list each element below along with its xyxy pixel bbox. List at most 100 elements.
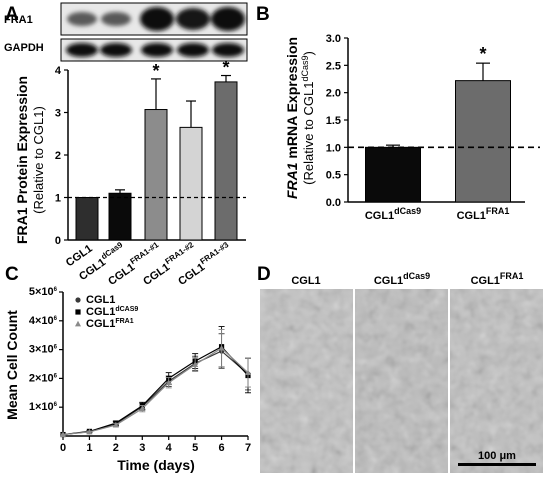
panel-a: A FRA1 GAPDH FRA1 Protein Expression (Re… xyxy=(4,2,248,288)
panel-a-ylabel-sub: (Relative to CGL1) xyxy=(31,106,46,214)
panel-a-category-label-sup: FRA1-#1 xyxy=(129,240,161,266)
western-blot xyxy=(60,2,248,62)
panel-c-legend-marker xyxy=(75,309,81,315)
panel-b-category-sup: dCas9 xyxy=(394,206,421,216)
panel-a-bar xyxy=(108,192,132,241)
panel-c-legend-sup: FRA1 xyxy=(115,318,133,325)
panel-c-data-point xyxy=(86,428,93,435)
panel-c-xtick-label: 3 xyxy=(139,442,145,454)
panel-c-data-point xyxy=(245,369,251,376)
panel-c-legend-label: CGL1dCAS9 xyxy=(86,306,138,318)
panel-c-xtick-label: 4 xyxy=(166,442,173,454)
panel-c-data-point xyxy=(192,361,199,367)
blot-label-gapdh: GAPDH xyxy=(4,42,44,54)
micrograph-title-dcas9-base: CGL1 xyxy=(374,275,403,287)
panel-a-bar xyxy=(179,126,203,241)
panel-c-legend-base: CGL1 xyxy=(86,306,115,318)
panel-d-label: D xyxy=(257,264,271,285)
panel-a-category-label-sup: dCas9 xyxy=(99,240,124,261)
panel-c-ytick-base: 5×10 xyxy=(29,286,54,298)
panel-c-xtick-label: 7 xyxy=(245,442,251,454)
panel-a-ytick-label: 4 xyxy=(55,65,62,77)
panel-d: D CGL1 CGL1dCas9 CGL1FRA1 100 μm xyxy=(257,264,543,473)
micrograph-title-dcas9: CGL1dCas9 xyxy=(374,271,430,287)
panel-c-data-point xyxy=(139,405,146,412)
panel-a-label: A xyxy=(5,4,19,25)
panel-b-ytick-label: 0.5 xyxy=(326,170,341,182)
panel-b-ytick-label: 1.0 xyxy=(326,142,341,154)
panel-a-significance: * xyxy=(222,58,229,78)
panel-b-ylabel-sub-end: ) xyxy=(301,51,316,55)
panel-b-ylabel-main: FRA1 mRNA Expression xyxy=(284,37,300,199)
panel-c-legend-sup: dCAS9 xyxy=(115,306,138,313)
panel-a-bar xyxy=(75,197,99,241)
panel-c-ytick-label: 1×106 xyxy=(29,401,58,413)
panel-c-series-line xyxy=(62,347,249,436)
panel-c-legend-label: CGL1FRA1 xyxy=(86,318,134,330)
scale-bar-label: 100 μm xyxy=(478,450,516,462)
panel-c-ylabel: Mean Cell Count xyxy=(4,310,20,420)
panel-c: C Mean Cell Count Time (days) 0 1 2 3 4 5 6 7 1×… xyxy=(4,264,251,473)
micrograph-title-dcas9-sup: dCas9 xyxy=(403,271,430,281)
panel-b: B FRA1 mRNA Expression (Relative to CGL1… xyxy=(256,4,540,222)
panel-c-xlabel: Time (days) xyxy=(117,457,195,473)
panel-b-ylabel-sub-a: (Relative to CGL1 xyxy=(301,82,316,185)
micrograph-title-cgl1: CGL1 xyxy=(291,275,320,287)
panel-c-ytick-label: 3×106 xyxy=(29,344,58,356)
panel-b-ytick-label: 0.0 xyxy=(326,197,341,209)
panel-b-category-base: CGL1 xyxy=(457,210,486,222)
panel-a-bar xyxy=(214,81,238,241)
panel-c-xtick-label: 1 xyxy=(86,442,92,454)
panel-a-category-label-sup: FRA1-#2 xyxy=(164,240,196,266)
panel-c-ylabel-wrap: Mean Cell Count xyxy=(4,310,20,420)
panel-a-bar xyxy=(144,109,168,241)
micrograph-cgl1 xyxy=(260,289,353,473)
panel-a-ytick-label: 3 xyxy=(55,108,61,120)
panel-b-significance: * xyxy=(479,44,486,64)
panel-c-ytick-label: 5×106 xyxy=(29,286,58,298)
panel-b-ylabel-italic: FRA1 xyxy=(284,162,300,199)
panel-a-ylabel: FRA1 Protein Expression (Relative to CGL… xyxy=(14,76,46,244)
panel-c-legend-base: CGL1 xyxy=(86,318,115,330)
panel-c-ytick-label: 4×106 xyxy=(29,315,58,327)
panel-c-label: C xyxy=(5,264,19,285)
panel-c-data-point xyxy=(165,379,172,386)
panel-c-ytick-base: 3×10 xyxy=(29,344,54,356)
panel-a-ytick-label: 0 xyxy=(55,235,61,247)
panel-c-ytick-exp: 6 xyxy=(54,316,58,322)
panel-c-data-point xyxy=(218,344,225,351)
panel-b-ytick-label: 2.5 xyxy=(326,60,341,72)
panel-b-bar xyxy=(455,80,511,203)
panel-c-ytick-exp: 6 xyxy=(54,373,58,379)
panel-c-data-point xyxy=(60,431,66,437)
panel-a-ytick-label: 1 xyxy=(55,193,61,205)
panel-a-ytick-label: 2 xyxy=(55,150,61,162)
panel-c-legend-marker xyxy=(75,320,81,327)
panel-b-ylabel-sub: (Relative to CGL1dCas9) xyxy=(300,51,316,185)
panel-b-ylabel-rest: mRNA Expression xyxy=(284,37,300,163)
panel-b-ytick-label: 3.0 xyxy=(326,33,341,45)
panel-c-plot: 0 1 2 3 4 5 6 71×1062×1063×1064×1065×106CGL1CGL… xyxy=(29,286,251,454)
panel-c-ytick-base: 2×10 xyxy=(29,372,54,384)
panel-b-label: B xyxy=(256,4,270,25)
panel-b-ytick-label: 2.0 xyxy=(326,88,341,100)
panel-c-ytick-exp: 6 xyxy=(54,287,58,293)
panel-c-xtick-label: 2 xyxy=(113,442,119,454)
panel-a-plot: 01234CGL1CGL1dCas9*CGL1FRA1-#1CGL1FRA1-#… xyxy=(55,58,246,288)
panel-a-ylabel-main: FRA1 Protein Expression xyxy=(14,76,30,244)
panel-a-category-label-sup: FRA1-#3 xyxy=(199,240,231,266)
panel-c-ytick-label: 2×106 xyxy=(29,372,58,384)
panel-c-xtick-label: 6 xyxy=(219,442,225,454)
panel-c-ytick-base: 1×10 xyxy=(29,401,54,413)
panel-c-data-point xyxy=(112,421,119,428)
panel-c-series-line xyxy=(62,345,249,436)
panel-c-ytick-exp: 6 xyxy=(54,345,58,351)
panel-c-legend-base: CGL1 xyxy=(86,294,115,306)
micrograph-title-fra1: CGL1FRA1 xyxy=(471,271,524,287)
panel-a-significance: * xyxy=(152,61,159,81)
panel-b-category-label: CGL1FRA1 xyxy=(457,206,510,222)
panel-b-ylabel-sub-sup: dCas9 xyxy=(300,56,310,82)
panel-c-xtick-label: 5 xyxy=(192,442,198,454)
panel-b-category-label: CGL1dCas9 xyxy=(365,206,421,222)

========

[DIRECTIONS FOR THIS TASK]:
Wherever the word "xtick" turns up in the records above, copy the line that holds it.

[RESPONSE AREA]:
panel-c-xtick-label: 3 xyxy=(139,442,145,454)
panel-c-xtick-label: 4 xyxy=(166,442,173,454)
panel-c-xtick-label: 7 xyxy=(245,442,251,454)
panel-c-xtick-label: 1 xyxy=(86,442,92,454)
panel-c-xtick-label: 2 xyxy=(113,442,119,454)
panel-c-xtick-label: 6 xyxy=(219,442,225,454)
panel-c-xtick-label: 5 xyxy=(192,442,198,454)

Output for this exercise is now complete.